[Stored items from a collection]
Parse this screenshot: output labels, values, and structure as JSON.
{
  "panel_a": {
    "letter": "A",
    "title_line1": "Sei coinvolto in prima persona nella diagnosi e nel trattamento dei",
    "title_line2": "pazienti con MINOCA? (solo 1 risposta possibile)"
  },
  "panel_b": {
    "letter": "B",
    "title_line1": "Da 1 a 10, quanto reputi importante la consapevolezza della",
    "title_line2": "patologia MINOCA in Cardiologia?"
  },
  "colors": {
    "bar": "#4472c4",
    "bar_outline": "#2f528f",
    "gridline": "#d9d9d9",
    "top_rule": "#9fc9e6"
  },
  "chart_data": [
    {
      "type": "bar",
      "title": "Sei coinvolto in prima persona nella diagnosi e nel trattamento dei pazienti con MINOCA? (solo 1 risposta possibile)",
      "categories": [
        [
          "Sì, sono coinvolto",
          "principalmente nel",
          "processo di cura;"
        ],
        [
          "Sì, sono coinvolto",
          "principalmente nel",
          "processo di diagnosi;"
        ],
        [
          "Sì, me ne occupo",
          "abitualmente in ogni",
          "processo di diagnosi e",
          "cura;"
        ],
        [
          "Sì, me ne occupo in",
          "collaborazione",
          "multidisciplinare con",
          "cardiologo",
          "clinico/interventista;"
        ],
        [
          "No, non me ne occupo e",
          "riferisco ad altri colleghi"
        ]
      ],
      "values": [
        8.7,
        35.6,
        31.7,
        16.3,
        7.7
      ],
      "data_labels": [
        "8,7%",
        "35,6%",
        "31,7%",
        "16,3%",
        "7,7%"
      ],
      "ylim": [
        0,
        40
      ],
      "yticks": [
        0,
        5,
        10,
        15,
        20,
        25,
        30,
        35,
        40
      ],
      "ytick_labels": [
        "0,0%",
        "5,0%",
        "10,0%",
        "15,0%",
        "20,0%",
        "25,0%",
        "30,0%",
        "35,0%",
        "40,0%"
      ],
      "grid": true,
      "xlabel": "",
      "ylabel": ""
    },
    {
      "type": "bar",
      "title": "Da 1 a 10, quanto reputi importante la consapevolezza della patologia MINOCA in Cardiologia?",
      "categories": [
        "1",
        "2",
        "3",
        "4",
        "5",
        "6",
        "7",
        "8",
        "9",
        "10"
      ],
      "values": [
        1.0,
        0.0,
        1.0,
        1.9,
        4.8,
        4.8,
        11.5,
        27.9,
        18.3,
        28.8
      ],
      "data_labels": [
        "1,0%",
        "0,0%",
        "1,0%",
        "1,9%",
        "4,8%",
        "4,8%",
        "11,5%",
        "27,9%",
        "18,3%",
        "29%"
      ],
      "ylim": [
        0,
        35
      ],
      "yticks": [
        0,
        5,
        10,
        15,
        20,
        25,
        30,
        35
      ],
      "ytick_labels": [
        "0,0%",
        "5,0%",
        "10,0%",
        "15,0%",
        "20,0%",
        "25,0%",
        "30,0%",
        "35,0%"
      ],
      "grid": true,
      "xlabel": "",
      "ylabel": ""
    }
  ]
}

◆ Do this: Reproduce all the records precisely.

◆ Exercise answer:
Parse this screenshot: output labels, values, and structure as JSON.
{
  "panel_a": {
    "letter": "A",
    "title_line1": "Sei coinvolto in prima persona nella diagnosi e nel trattamento dei",
    "title_line2": "pazienti con MINOCA? (solo 1 risposta possibile)"
  },
  "panel_b": {
    "letter": "B",
    "title_line1": "Da 1 a 10, quanto reputi importante la consapevolezza della",
    "title_line2": "patologia MINOCA in Cardiologia?"
  },
  "colors": {
    "bar": "#4472c4",
    "bar_outline": "#2f528f",
    "gridline": "#d9d9d9",
    "top_rule": "#9fc9e6"
  },
  "chart_data": [
    {
      "type": "bar",
      "title": "Sei coinvolto in prima persona nella diagnosi e nel trattamento dei pazienti con MINOCA? (solo 1 risposta possibile)",
      "categories": [
        [
          "Sì, sono coinvolto",
          "principalmente nel",
          "processo di cura;"
        ],
        [
          "Sì, sono coinvolto",
          "principalmente nel",
          "processo di diagnosi;"
        ],
        [
          "Sì, me ne occupo",
          "abitualmente in ogni",
          "processo di diagnosi e",
          "cura;"
        ],
        [
          "Sì, me ne occupo in",
          "collaborazione",
          "multidisciplinare con",
          "cardiologo",
          "clinico/interventista;"
        ],
        [
          "No, non me ne occupo e",
          "riferisco ad altri colleghi"
        ]
      ],
      "values": [
        8.7,
        35.6,
        31.7,
        16.3,
        7.7
      ],
      "data_labels": [
        "8,7%",
        "35,6%",
        "31,7%",
        "16,3%",
        "7,7%"
      ],
      "ylim": [
        0,
        40
      ],
      "yticks": [
        0,
        5,
        10,
        15,
        20,
        25,
        30,
        35,
        40
      ],
      "ytick_labels": [
        "0,0%",
        "5,0%",
        "10,0%",
        "15,0%",
        "20,0%",
        "25,0%",
        "30,0%",
        "35,0%",
        "40,0%"
      ],
      "grid": true,
      "xlabel": "",
      "ylabel": ""
    },
    {
      "type": "bar",
      "title": "Da 1 a 10, quanto reputi importante la consapevolezza della patologia MINOCA in Cardiologia?",
      "categories": [
        "1",
        "2",
        "3",
        "4",
        "5",
        "6",
        "7",
        "8",
        "9",
        "10"
      ],
      "values": [
        1.0,
        0.0,
        1.0,
        1.9,
        4.8,
        4.8,
        11.5,
        27.9,
        18.3,
        28.8
      ],
      "data_labels": [
        "1,0%",
        "0,0%",
        "1,0%",
        "1,9%",
        "4,8%",
        "4,8%",
        "11,5%",
        "27,9%",
        "18,3%",
        "29%"
      ],
      "ylim": [
        0,
        35
      ],
      "yticks": [
        0,
        5,
        10,
        15,
        20,
        25,
        30,
        35
      ],
      "ytick_labels": [
        "0,0%",
        "5,0%",
        "10,0%",
        "15,0%",
        "20,0%",
        "25,0%",
        "30,0%",
        "35,0%"
      ],
      "grid": true,
      "xlabel": "",
      "ylabel": ""
    }
  ]
}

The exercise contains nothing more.